Work to complete: Every entry must be copied word for word.

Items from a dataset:

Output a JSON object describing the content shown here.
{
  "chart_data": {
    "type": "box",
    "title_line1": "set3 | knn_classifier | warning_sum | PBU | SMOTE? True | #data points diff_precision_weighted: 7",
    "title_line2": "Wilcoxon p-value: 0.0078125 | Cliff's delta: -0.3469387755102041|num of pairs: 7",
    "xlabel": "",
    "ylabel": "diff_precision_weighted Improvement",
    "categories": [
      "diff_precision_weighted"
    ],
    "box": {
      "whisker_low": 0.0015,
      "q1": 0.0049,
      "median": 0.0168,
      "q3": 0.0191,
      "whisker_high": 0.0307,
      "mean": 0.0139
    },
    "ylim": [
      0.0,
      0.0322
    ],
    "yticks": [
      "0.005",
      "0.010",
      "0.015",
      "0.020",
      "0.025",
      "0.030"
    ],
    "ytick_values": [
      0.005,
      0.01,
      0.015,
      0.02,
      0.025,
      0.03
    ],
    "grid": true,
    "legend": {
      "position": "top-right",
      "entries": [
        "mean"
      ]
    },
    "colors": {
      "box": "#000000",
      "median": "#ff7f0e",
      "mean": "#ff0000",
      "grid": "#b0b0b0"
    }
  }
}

Exercise response:
Output a JSON object describing the content shown here.
{
  "chart_data": {
    "type": "box",
    "title_line1": "set3 | knn_classifier | warning_sum | PBU | SMOTE? True | #data points diff_precision_weighted: 7",
    "title_line2": "Wilcoxon p-value: 0.0078125 | Cliff's delta: -0.3469387755102041|num of pairs: 7",
    "xlabel": "",
    "ylabel": "diff_precision_weighted Improvement",
    "categories": [
      "diff_precision_weighted"
    ],
    "box": {
      "whisker_low": 0.0015,
      "q1": 0.0049,
      "median": 0.0168,
      "q3": 0.0191,
      "whisker_high": 0.0307,
      "mean": 0.0139
    },
    "ylim": [
      0.0,
      0.0322
    ],
    "yticks": [
      "0.005",
      "0.010",
      "0.015",
      "0.020",
      "0.025",
      "0.030"
    ],
    "ytick_values": [
      0.005,
      0.01,
      0.015,
      0.02,
      0.025,
      0.03
    ],
    "grid": true,
    "legend": {
      "position": "top-right",
      "entries": [
        "mean"
      ]
    },
    "colors": {
      "box": "#000000",
      "median": "#ff7f0e",
      "mean": "#ff0000",
      "grid": "#b0b0b0"
    }
  }
}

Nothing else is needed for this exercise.